Entries from a dataset
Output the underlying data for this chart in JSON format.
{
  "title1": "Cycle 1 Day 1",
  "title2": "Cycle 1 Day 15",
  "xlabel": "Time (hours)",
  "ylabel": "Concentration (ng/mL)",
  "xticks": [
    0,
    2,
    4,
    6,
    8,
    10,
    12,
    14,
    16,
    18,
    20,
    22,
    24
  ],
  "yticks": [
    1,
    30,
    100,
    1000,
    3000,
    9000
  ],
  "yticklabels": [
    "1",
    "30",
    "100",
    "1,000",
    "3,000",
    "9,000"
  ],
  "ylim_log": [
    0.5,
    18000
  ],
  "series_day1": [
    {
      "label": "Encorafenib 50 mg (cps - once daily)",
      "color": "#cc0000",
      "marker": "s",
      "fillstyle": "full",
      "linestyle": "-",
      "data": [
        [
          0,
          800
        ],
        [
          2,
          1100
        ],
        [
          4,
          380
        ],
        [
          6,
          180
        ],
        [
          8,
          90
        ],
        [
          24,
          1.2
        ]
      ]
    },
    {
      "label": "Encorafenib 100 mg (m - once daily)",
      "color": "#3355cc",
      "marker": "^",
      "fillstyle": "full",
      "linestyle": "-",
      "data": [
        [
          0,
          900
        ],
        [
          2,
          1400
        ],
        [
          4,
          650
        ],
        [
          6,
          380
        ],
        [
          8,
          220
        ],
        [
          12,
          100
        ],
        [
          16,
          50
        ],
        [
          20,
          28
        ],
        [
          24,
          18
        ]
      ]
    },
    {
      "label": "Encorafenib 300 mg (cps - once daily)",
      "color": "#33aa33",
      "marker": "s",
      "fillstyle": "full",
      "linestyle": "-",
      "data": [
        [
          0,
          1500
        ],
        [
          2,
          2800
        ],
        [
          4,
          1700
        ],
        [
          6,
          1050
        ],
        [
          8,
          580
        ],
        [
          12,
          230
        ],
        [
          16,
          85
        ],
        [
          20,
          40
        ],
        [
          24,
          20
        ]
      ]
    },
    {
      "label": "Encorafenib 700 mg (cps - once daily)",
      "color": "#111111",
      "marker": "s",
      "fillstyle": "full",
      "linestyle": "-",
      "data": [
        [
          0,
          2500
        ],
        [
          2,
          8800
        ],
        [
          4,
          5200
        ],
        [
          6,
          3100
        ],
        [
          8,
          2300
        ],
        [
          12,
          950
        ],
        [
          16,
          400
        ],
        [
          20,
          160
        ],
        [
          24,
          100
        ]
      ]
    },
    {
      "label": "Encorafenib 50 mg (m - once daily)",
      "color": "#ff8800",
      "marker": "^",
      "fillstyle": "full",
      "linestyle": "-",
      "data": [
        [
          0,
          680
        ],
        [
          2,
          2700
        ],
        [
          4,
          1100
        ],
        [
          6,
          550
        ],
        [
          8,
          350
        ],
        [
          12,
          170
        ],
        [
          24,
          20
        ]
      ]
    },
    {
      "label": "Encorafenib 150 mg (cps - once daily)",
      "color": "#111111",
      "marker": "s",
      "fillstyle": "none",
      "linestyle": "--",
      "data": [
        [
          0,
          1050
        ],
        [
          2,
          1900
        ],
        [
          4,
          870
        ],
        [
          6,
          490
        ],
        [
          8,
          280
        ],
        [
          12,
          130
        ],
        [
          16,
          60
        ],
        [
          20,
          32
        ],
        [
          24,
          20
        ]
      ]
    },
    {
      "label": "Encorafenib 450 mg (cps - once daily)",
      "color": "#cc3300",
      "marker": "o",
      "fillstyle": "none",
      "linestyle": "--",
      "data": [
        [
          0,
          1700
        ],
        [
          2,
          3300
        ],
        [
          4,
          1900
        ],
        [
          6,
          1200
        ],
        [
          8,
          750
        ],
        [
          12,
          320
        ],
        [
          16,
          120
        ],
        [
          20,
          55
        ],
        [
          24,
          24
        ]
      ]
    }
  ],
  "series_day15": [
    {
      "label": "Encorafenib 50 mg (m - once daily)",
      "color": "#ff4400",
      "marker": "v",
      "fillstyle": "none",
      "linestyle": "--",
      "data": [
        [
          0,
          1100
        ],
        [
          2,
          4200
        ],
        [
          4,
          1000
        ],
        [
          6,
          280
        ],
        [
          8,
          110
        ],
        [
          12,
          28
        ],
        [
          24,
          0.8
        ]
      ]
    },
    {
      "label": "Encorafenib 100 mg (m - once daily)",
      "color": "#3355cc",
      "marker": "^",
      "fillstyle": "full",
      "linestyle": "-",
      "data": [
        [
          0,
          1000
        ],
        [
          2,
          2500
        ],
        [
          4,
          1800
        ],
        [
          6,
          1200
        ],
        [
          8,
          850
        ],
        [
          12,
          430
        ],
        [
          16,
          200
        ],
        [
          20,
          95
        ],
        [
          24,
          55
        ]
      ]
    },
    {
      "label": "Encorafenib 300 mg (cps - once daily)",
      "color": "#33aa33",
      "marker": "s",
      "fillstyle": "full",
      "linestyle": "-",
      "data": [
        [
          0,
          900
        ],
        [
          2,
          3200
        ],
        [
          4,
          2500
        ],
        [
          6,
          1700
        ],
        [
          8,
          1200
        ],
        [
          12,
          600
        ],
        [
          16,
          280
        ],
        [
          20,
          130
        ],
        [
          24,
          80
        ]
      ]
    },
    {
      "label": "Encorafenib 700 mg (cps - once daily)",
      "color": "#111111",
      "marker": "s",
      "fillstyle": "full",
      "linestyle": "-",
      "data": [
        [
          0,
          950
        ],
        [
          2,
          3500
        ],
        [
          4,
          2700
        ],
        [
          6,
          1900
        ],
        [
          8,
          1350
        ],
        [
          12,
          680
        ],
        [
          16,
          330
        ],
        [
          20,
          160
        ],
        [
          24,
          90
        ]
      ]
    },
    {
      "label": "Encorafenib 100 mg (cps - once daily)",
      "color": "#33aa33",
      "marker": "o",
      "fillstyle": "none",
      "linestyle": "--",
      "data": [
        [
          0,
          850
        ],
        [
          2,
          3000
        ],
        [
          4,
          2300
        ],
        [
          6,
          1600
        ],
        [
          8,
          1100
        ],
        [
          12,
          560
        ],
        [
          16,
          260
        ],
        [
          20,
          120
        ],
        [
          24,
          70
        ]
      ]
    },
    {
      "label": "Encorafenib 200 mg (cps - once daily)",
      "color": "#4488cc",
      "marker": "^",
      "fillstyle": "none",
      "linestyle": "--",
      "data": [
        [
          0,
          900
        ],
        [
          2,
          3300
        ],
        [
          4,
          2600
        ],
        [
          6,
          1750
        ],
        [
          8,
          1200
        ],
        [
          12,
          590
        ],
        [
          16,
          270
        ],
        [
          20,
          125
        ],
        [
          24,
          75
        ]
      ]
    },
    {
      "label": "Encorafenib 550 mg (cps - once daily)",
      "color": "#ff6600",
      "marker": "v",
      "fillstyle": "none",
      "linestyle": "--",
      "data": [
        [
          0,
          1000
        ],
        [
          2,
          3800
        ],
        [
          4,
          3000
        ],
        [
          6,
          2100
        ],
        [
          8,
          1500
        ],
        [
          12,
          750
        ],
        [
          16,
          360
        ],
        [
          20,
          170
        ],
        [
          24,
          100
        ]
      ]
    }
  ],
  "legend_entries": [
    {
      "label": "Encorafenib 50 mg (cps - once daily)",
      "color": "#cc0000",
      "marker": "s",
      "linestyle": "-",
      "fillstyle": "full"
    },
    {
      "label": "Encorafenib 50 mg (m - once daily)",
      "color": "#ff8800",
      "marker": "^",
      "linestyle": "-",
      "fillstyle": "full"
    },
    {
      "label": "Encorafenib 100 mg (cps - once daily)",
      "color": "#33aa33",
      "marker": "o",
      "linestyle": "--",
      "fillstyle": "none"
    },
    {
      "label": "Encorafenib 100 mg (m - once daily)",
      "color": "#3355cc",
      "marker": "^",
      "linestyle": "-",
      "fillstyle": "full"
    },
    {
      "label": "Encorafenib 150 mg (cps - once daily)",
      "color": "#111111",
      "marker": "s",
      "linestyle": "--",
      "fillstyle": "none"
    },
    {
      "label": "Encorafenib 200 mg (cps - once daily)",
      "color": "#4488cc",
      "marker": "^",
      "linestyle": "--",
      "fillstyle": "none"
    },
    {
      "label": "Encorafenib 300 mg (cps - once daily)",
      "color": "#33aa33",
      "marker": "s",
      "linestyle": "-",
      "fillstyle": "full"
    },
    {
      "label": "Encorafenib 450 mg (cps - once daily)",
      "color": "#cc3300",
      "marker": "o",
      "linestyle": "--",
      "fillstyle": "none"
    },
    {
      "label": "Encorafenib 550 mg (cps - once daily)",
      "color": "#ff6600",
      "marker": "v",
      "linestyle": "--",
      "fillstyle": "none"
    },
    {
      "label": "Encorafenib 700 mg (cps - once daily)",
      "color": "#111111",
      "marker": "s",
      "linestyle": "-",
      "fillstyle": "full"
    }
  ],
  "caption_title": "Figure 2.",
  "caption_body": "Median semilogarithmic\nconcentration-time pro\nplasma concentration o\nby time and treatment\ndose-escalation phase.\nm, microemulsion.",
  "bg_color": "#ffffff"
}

(Task statement): Of the lines in the records, determine how many contain the word "Cycle", and report that number alone.

(Output of the exercise): 2